**EXERCISE**
Below are some records. Pull every line that contains the word "발생하는".

**RECORDED DATA**
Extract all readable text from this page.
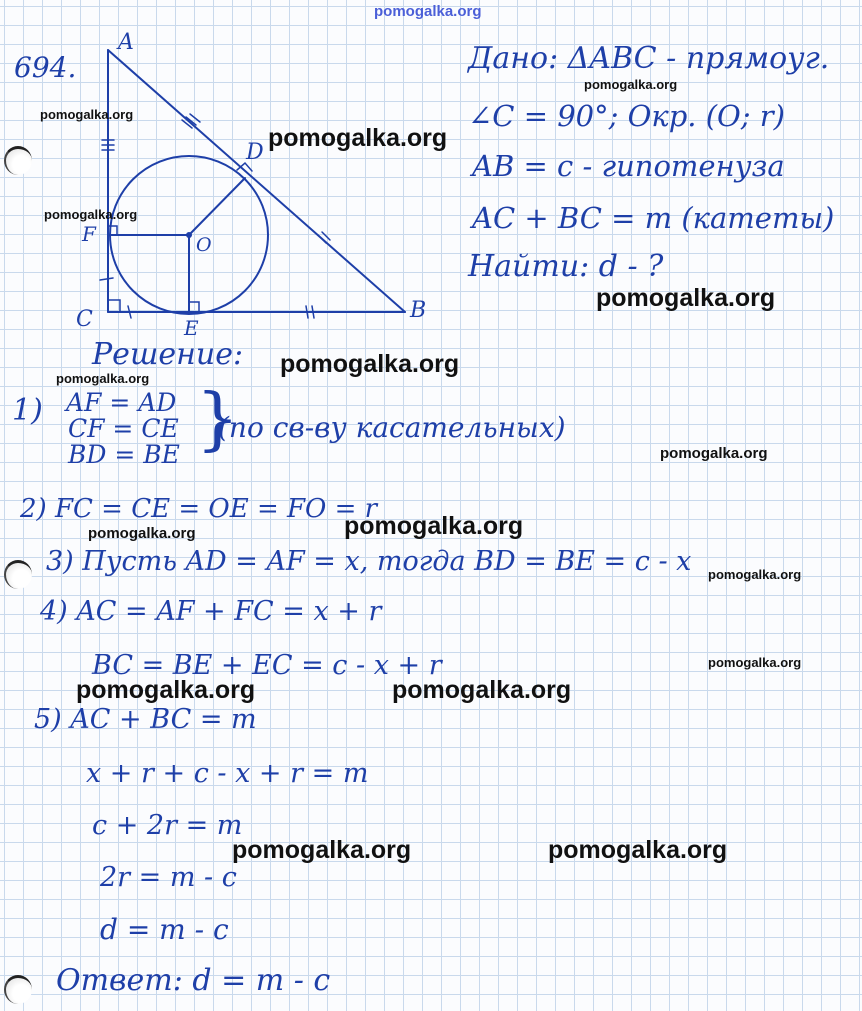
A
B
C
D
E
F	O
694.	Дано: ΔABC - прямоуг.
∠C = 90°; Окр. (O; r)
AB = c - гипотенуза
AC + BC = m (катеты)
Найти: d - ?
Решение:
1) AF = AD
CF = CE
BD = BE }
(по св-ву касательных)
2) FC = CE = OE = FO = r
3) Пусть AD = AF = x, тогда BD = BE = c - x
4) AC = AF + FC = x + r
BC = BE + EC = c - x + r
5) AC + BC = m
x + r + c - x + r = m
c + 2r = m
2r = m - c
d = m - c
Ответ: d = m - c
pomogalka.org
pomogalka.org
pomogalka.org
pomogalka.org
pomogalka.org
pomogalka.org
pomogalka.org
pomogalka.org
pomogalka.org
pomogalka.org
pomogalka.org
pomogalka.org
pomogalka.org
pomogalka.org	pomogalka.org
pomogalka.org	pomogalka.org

...

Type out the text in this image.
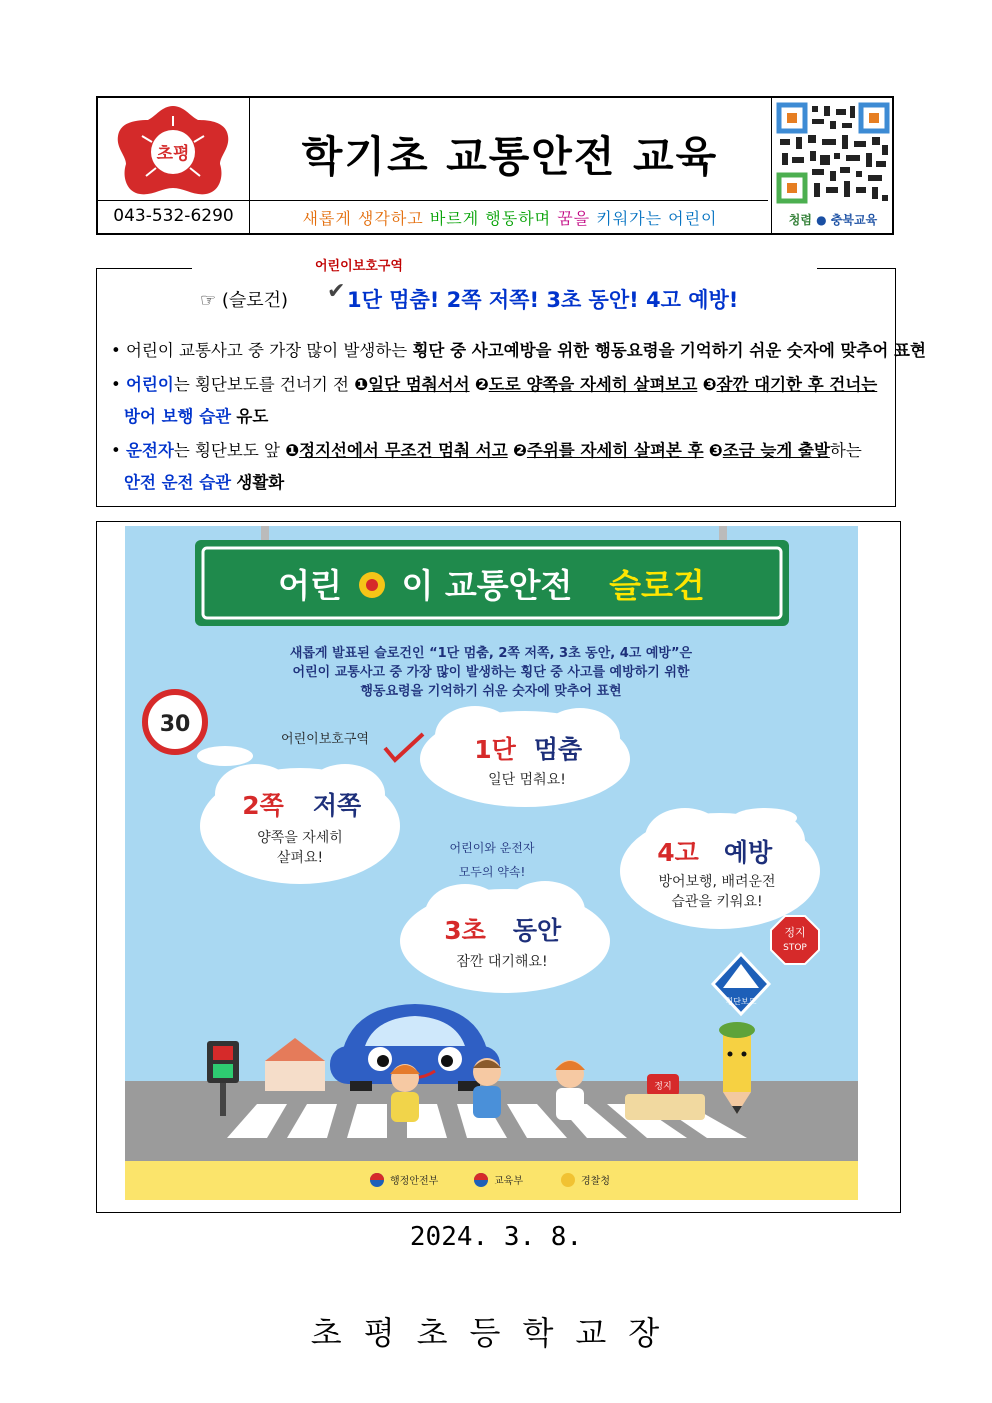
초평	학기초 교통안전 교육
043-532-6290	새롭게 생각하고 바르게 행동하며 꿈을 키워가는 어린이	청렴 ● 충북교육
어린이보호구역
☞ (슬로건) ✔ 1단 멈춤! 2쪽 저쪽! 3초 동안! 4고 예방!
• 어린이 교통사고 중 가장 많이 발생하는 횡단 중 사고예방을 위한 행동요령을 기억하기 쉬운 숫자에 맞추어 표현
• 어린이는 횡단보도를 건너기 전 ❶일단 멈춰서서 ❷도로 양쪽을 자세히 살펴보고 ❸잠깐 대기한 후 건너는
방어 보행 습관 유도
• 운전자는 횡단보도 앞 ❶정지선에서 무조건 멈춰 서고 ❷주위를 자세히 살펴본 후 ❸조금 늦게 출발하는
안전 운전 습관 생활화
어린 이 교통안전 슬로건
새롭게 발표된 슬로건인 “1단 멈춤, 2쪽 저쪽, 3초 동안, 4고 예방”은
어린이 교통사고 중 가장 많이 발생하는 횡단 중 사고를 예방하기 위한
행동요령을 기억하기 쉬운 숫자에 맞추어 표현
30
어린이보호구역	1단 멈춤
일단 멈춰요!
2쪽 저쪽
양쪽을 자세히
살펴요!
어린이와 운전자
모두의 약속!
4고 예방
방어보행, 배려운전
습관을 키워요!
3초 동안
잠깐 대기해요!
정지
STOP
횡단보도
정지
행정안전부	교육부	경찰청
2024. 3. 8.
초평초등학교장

**TASK RESPONSE**
• 어린이 교통사고 중 가장 많이 발생하는 횡단 중 사고예방을 위한 행동요령을 기억하기 쉬운 숫자에 맞추어 표현
어린이 교통사고 중 가장 많이 발생하는 횡단 중 사고를 예방하기 위한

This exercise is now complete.